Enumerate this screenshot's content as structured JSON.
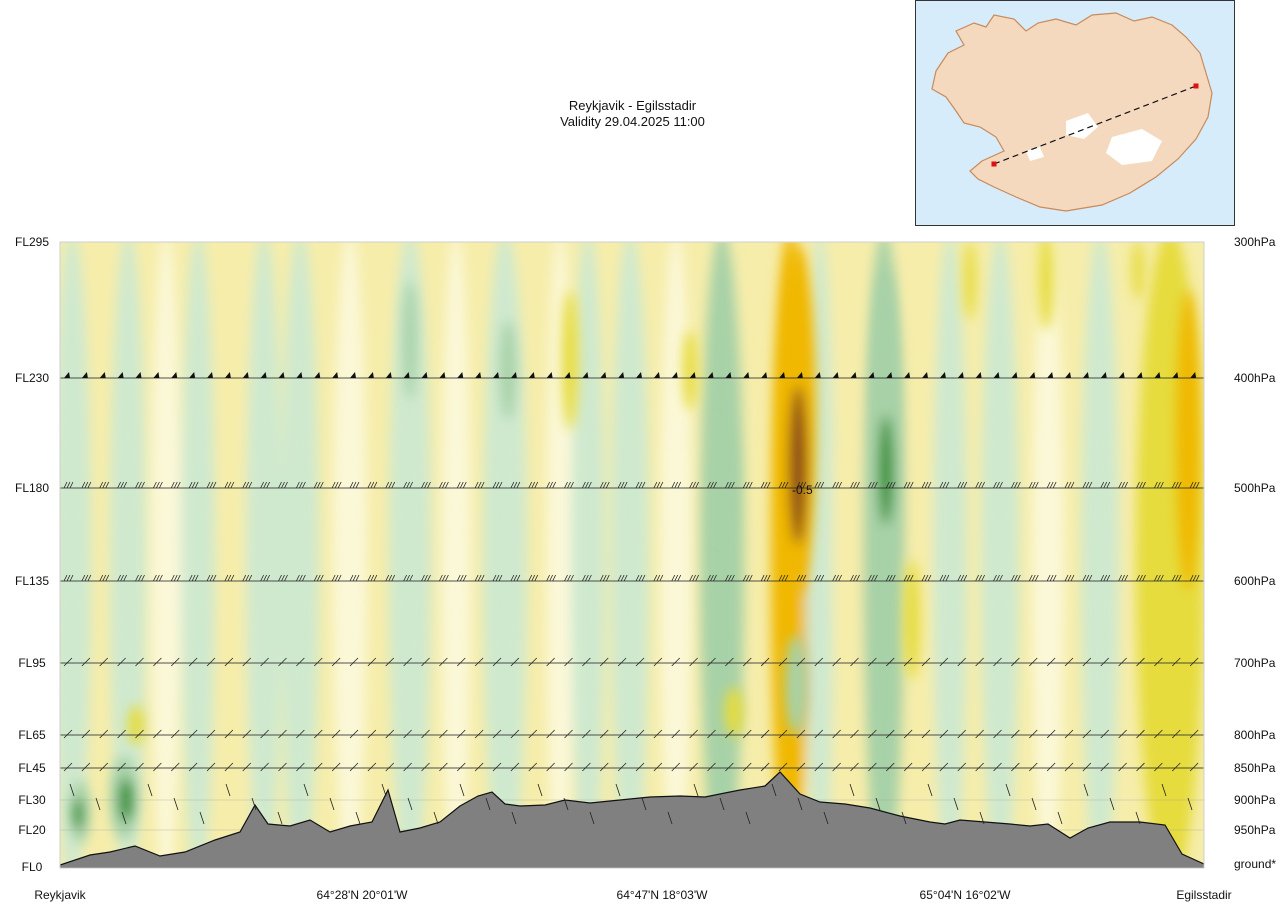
{
  "chart_data": {
    "type": "heatmap",
    "title": "Reykjavik - Egilsstadir",
    "subtitle": "Validity 29.04.2025 11:00",
    "left_axis_ticks": [
      "FL295",
      "FL230",
      "FL180",
      "FL135",
      "FL95",
      "FL65",
      "FL45",
      "FL30",
      "FL20",
      "FL0"
    ],
    "right_axis_ticks": [
      "300hPa",
      "400hPa",
      "500hPa",
      "600hPa",
      "700hPa",
      "800hPa",
      "850hPa",
      "900hPa",
      "950hPa",
      "ground*"
    ],
    "x_tick_labels": [
      "Reykjavik",
      "64°28'N 20°01'W",
      "64°47'N 18°03'W",
      "65°04'N 16°02'W",
      "Egilsstadir"
    ],
    "annotations": [
      "-0.5"
    ],
    "route": {
      "start": "Reykjavik",
      "end": "Egilsstadir"
    },
    "colors": {
      "strong_warm": "#8a4a12",
      "warm_orange": "#f0b800",
      "warm_yellow": "#e6dc3c",
      "light_yellow": "#f6edaa",
      "pale": "#fbf8d8",
      "light_green": "#cfe9cf",
      "mid_green": "#a7d1a7",
      "dark_green": "#1f8a1f",
      "terrain": "#808080"
    }
  }
}
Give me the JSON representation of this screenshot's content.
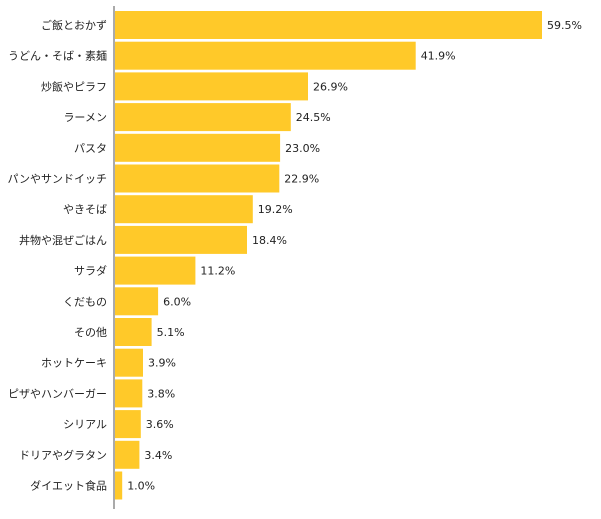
{
  "chart_data": {
    "type": "bar",
    "orientation": "horizontal",
    "categories": [
      "ご飯とおかず",
      "うどん・そば・素麺",
      "炒飯やピラフ",
      "ラーメン",
      "パスタ",
      "パンやサンドイッチ",
      "やきそば",
      "丼物や混ぜごはん",
      "サラダ",
      "くだもの",
      "その他",
      "ホットケーキ",
      "ピザやハンバーガー",
      "シリアル",
      "ドリアやグラタン",
      "ダイエット食品"
    ],
    "values": [
      59.5,
      41.9,
      26.9,
      24.5,
      23.0,
      22.9,
      19.2,
      18.4,
      11.2,
      6.0,
      5.1,
      3.9,
      3.8,
      3.6,
      3.4,
      1.0
    ],
    "value_labels": [
      "59.5%",
      "41.9%",
      "26.9%",
      "24.5%",
      "23.0%",
      "22.9%",
      "19.2%",
      "18.4%",
      "11.2%",
      "6.0%",
      "5.1%",
      "3.9%",
      "3.8%",
      "3.6%",
      "3.4%",
      "1.0%"
    ],
    "unit": "%",
    "xlim": [
      0,
      59.5
    ],
    "grid": false,
    "legend": "none",
    "bar_color": "#FFC929",
    "axis_color": "#555555"
  }
}
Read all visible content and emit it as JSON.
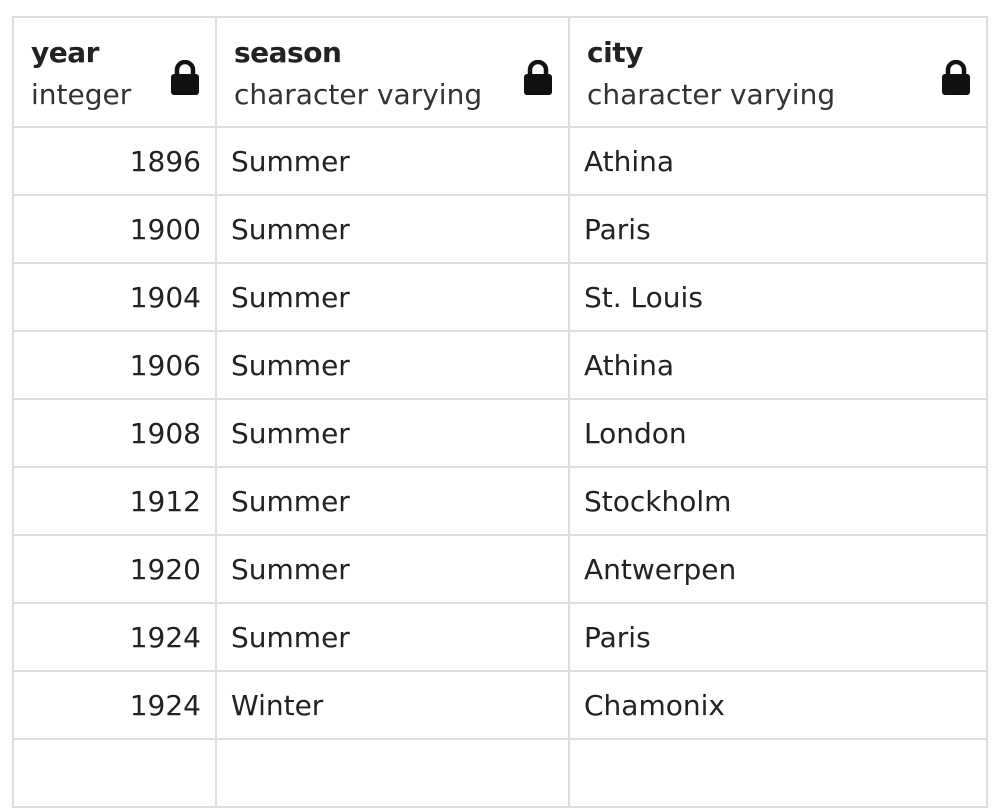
{
  "columns": [
    {
      "name": "year",
      "type": "integer"
    },
    {
      "name": "season",
      "type": "character varying"
    },
    {
      "name": "city",
      "type": "character varying"
    }
  ],
  "icons": {
    "lock": "lock-icon"
  },
  "rows": [
    {
      "year": "1896",
      "season": "Summer",
      "city": "Athina"
    },
    {
      "year": "1900",
      "season": "Summer",
      "city": "Paris"
    },
    {
      "year": "1904",
      "season": "Summer",
      "city": "St. Louis"
    },
    {
      "year": "1906",
      "season": "Summer",
      "city": "Athina"
    },
    {
      "year": "1908",
      "season": "Summer",
      "city": "London"
    },
    {
      "year": "1912",
      "season": "Summer",
      "city": "Stockholm"
    },
    {
      "year": "1920",
      "season": "Summer",
      "city": "Antwerpen"
    },
    {
      "year": "1924",
      "season": "Summer",
      "city": "Paris"
    },
    {
      "year": "1924",
      "season": "Winter",
      "city": "Chamonix"
    }
  ],
  "colors": {
    "border": "#dedede",
    "text": "#222222"
  }
}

+--

- [WORK INSTRUCTIONS]: Look above for lines with the word "city" and copy them all.

- [FULL RESPONSE]:
      "name": "city",
      "city": "Athina"
      "city": "Paris"
      "city": "St. Louis"
      "city": "Athina"
      "city": "London"
      "city": "Stockholm"
      "city": "Antwerpen"
      "city": "Paris"
      "city": "Chamonix"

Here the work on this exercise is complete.